**TASK PROMPT:** Seek out every line containing the word "type", and copy each.

begin DATA SHOWN

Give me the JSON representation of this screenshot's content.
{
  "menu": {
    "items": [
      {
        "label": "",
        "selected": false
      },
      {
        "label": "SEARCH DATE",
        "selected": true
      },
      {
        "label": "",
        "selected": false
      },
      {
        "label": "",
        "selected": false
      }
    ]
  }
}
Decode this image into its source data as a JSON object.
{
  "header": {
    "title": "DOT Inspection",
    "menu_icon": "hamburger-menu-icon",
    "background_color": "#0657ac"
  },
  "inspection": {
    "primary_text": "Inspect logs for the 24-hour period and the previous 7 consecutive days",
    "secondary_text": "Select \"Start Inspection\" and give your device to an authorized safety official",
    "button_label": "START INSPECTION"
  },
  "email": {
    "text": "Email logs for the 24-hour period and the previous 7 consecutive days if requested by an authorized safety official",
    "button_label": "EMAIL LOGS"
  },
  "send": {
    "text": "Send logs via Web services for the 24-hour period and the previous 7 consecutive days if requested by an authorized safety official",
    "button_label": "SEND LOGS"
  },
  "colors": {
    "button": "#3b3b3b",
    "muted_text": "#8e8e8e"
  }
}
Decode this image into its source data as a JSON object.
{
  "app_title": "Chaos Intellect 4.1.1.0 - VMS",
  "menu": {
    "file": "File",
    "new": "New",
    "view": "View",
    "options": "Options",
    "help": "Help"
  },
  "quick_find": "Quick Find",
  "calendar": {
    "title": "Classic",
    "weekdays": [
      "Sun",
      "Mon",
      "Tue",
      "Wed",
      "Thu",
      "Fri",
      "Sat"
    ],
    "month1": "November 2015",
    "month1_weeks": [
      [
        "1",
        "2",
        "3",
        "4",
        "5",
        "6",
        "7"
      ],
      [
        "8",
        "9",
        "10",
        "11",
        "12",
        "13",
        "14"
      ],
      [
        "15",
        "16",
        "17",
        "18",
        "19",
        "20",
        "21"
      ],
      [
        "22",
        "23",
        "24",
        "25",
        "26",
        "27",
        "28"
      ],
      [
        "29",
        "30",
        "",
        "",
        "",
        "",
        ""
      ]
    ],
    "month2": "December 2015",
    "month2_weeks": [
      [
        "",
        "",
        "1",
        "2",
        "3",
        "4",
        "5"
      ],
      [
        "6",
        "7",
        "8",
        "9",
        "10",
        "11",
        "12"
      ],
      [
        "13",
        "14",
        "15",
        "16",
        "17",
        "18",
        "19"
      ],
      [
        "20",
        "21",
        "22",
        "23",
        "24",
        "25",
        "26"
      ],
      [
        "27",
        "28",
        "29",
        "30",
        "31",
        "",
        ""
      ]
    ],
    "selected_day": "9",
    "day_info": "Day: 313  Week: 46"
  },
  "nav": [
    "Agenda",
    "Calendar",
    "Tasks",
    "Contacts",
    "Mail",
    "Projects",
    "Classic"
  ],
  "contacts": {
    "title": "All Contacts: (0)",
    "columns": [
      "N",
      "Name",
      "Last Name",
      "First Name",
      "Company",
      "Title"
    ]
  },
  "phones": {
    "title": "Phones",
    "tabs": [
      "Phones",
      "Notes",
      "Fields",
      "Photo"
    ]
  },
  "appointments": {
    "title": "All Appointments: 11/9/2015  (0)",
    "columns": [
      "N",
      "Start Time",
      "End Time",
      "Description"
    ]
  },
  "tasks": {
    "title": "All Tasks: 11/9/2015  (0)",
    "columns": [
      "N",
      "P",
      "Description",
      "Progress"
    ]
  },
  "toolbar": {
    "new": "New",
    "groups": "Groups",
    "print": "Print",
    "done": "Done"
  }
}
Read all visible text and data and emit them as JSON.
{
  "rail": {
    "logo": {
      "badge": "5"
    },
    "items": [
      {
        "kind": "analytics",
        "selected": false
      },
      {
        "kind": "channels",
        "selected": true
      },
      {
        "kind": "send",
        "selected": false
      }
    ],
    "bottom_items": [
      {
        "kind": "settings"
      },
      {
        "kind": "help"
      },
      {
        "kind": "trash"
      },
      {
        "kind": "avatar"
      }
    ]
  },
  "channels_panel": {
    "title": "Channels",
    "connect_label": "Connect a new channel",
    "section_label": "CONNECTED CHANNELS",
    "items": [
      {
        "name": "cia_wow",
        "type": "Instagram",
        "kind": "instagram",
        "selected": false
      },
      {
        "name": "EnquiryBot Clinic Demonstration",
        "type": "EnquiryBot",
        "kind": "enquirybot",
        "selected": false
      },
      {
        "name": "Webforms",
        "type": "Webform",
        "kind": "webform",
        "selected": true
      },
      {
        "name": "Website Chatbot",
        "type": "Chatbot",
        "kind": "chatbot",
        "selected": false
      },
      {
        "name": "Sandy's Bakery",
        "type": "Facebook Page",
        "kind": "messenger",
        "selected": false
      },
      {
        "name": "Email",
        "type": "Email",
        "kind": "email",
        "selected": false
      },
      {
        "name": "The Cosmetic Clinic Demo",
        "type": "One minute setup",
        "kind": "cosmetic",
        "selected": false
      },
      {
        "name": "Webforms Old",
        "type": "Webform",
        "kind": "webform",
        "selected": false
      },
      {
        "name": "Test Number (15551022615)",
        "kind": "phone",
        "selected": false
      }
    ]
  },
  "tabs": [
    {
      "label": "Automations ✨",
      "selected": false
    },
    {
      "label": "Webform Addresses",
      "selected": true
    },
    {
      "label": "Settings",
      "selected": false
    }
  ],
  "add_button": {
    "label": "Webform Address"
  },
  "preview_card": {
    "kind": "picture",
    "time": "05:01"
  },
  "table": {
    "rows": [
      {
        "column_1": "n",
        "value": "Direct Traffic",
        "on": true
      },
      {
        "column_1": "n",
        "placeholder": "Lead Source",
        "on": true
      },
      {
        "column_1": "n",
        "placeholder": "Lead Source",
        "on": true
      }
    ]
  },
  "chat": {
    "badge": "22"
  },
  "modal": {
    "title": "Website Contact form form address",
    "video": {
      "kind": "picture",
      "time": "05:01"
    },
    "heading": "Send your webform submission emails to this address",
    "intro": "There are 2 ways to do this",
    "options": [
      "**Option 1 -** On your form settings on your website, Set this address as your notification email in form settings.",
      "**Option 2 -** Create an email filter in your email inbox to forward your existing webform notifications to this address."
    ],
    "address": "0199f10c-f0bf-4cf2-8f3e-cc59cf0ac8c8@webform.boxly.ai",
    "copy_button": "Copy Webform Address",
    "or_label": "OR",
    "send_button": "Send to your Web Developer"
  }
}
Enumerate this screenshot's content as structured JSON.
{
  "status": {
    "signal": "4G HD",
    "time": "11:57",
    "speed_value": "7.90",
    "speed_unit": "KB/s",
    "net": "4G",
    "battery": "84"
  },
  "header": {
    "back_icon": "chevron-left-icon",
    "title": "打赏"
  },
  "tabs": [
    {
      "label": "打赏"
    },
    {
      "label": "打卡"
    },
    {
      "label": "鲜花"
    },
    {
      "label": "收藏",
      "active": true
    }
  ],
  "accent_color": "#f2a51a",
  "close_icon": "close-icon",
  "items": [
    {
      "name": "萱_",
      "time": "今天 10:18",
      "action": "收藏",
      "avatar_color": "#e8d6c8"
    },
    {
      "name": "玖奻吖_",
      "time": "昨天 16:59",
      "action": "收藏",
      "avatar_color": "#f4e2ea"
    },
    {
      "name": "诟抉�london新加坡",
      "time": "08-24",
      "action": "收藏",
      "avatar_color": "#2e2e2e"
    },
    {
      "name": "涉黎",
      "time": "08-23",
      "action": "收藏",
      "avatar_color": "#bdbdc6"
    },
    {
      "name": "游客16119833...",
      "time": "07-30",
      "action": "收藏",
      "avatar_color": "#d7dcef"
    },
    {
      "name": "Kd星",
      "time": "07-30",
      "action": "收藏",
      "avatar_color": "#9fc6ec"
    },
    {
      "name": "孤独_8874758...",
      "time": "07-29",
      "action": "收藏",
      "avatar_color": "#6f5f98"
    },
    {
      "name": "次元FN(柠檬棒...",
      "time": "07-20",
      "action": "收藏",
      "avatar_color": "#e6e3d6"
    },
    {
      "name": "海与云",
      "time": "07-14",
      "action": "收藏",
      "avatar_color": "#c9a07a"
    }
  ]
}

end DATA SHOWN

**SOLUTION:**
        "type": "Instagram",
        "type": "EnquiryBot",
        "type": "Webform",
        "type": "Chatbot",
        "type": "Facebook Page",
        "type": "Email",
        "type": "One minute setup",
        "type": "Webform",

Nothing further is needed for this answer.